Copy each line that has the string "this" somewhere in it.

▼

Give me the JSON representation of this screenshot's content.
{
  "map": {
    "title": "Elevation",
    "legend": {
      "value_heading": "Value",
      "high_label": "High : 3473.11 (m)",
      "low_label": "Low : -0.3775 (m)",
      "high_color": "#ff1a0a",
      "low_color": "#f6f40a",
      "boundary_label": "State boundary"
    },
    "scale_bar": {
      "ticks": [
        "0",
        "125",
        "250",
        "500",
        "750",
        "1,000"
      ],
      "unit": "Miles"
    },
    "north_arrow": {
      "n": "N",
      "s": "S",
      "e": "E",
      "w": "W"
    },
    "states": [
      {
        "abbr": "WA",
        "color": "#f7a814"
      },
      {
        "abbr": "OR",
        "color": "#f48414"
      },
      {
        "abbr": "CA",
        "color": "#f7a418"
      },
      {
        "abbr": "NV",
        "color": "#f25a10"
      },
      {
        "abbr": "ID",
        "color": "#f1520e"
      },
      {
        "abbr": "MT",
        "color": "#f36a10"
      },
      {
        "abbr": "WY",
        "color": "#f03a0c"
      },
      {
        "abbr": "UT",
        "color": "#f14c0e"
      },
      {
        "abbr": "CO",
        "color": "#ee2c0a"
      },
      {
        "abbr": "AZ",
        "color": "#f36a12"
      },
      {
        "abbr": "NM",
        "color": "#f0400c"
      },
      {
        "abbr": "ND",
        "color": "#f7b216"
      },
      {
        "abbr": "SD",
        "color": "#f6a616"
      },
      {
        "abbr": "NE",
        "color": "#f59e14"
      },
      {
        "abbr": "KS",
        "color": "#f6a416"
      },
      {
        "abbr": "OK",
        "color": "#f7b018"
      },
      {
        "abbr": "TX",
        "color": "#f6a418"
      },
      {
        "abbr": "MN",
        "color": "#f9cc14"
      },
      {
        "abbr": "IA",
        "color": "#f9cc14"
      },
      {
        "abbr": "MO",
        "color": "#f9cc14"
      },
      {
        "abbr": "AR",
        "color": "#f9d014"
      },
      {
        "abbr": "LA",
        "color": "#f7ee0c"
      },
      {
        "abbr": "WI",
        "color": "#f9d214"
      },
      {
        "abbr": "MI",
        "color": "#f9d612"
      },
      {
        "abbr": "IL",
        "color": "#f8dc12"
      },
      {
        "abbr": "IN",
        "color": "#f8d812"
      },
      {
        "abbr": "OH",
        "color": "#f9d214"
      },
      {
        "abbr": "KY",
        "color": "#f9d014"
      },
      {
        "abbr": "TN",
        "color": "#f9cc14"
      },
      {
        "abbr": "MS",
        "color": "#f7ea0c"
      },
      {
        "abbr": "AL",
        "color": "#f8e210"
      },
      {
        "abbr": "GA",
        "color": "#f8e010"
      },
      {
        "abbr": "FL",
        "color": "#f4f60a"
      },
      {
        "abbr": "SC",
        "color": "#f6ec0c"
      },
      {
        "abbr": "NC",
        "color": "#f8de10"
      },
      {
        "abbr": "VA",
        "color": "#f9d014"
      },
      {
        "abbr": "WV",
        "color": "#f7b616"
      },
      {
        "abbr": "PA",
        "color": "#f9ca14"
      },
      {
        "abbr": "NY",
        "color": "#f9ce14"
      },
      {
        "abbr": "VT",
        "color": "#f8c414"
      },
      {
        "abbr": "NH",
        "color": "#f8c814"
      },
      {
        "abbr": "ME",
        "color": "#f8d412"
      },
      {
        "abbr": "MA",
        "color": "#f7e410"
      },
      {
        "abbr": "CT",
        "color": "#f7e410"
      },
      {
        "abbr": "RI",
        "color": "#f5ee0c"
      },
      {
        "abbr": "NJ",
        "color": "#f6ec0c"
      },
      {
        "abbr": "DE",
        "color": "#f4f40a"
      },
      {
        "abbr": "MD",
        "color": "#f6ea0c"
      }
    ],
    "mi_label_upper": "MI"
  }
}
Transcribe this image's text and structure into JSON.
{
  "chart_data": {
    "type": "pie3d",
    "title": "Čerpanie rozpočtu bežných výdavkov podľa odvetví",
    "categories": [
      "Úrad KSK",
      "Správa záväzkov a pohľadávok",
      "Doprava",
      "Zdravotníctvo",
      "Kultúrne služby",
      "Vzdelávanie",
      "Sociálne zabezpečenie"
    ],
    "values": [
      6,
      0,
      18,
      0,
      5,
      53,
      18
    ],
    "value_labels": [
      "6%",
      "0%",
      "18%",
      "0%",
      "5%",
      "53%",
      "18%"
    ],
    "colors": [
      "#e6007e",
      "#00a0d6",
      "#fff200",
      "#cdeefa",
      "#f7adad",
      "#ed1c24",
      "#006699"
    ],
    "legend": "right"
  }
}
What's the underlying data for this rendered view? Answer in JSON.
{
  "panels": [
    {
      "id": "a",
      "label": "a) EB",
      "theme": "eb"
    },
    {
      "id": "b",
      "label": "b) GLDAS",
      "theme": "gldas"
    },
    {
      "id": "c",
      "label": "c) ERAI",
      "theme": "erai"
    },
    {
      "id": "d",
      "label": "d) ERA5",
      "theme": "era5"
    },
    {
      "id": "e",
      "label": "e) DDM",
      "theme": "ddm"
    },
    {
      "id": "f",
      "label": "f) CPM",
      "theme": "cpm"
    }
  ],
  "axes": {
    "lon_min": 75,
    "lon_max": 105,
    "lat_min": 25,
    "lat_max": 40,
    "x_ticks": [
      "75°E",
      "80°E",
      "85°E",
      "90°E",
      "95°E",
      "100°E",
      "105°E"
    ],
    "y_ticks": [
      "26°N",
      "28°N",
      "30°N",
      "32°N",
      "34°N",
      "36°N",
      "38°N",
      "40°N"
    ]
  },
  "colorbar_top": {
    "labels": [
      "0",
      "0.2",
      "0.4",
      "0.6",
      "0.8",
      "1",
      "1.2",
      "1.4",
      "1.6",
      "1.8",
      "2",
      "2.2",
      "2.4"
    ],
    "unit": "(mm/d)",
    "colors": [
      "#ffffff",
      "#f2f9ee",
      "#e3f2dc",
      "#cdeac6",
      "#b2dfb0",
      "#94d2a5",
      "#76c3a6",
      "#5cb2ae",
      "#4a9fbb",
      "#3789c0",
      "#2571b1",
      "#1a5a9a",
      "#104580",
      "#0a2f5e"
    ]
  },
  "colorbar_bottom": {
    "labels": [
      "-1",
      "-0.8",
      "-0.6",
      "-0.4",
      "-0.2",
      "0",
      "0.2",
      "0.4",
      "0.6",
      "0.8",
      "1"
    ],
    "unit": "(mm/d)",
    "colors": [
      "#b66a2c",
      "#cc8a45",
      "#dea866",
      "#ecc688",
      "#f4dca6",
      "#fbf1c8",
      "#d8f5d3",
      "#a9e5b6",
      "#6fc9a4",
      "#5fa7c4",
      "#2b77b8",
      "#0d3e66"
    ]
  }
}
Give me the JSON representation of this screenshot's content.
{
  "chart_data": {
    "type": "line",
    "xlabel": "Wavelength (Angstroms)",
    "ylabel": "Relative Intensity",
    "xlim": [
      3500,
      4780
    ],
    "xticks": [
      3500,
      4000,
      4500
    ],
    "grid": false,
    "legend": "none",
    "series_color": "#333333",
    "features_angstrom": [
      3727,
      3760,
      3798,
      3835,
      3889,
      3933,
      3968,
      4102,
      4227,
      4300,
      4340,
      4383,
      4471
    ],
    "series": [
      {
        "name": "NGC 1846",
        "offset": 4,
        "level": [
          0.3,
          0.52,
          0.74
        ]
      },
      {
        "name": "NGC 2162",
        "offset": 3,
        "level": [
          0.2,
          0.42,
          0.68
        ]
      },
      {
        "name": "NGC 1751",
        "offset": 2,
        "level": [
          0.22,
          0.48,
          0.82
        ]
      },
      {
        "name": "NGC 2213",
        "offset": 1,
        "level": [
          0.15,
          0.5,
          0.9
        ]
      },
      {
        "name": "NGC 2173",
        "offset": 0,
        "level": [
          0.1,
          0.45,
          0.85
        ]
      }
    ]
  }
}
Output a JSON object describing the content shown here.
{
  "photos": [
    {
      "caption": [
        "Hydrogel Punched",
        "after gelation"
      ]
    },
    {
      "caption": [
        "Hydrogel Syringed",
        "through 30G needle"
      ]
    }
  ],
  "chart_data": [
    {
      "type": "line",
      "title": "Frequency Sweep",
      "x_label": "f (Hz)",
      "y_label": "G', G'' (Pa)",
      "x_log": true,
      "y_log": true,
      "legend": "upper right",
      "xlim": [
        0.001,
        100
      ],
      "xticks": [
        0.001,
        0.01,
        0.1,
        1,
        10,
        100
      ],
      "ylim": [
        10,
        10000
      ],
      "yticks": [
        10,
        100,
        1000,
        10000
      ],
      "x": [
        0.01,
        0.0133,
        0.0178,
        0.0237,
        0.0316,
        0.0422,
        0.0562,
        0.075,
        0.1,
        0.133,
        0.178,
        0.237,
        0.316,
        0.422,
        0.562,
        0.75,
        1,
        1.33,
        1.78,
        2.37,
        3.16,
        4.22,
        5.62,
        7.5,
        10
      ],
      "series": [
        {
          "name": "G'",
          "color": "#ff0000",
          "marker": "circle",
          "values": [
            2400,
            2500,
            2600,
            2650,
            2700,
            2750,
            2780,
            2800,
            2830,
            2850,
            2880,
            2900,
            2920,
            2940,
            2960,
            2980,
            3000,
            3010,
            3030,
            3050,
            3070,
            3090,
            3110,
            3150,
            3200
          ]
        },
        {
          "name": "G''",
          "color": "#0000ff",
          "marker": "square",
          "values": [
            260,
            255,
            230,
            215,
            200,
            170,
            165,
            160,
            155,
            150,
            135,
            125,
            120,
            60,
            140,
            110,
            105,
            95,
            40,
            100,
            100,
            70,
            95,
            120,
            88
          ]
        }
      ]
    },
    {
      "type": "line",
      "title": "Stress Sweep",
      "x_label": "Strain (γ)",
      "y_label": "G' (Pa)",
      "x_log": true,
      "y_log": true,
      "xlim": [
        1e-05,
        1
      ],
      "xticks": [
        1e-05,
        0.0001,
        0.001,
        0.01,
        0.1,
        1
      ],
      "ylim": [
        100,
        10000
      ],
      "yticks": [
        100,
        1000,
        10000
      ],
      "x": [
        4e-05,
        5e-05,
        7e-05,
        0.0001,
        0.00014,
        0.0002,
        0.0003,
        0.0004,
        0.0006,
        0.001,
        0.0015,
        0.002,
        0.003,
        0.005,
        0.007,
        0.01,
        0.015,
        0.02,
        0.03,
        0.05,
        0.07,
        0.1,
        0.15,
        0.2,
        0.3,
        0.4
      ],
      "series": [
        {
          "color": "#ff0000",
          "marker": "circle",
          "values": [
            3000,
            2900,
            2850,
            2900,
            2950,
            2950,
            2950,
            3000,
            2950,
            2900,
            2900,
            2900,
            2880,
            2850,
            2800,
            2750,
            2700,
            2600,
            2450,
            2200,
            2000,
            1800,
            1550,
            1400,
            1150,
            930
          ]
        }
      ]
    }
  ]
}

▲

OUTPUT OF THE EXERCISE:
Give me the JSON representation of this screenshot's content.
Transcribe this image's text and structure into JSON.
What's the underlying data for this rendered view? Answer in JSON.
Give me the JSON representation of this screenshot's content.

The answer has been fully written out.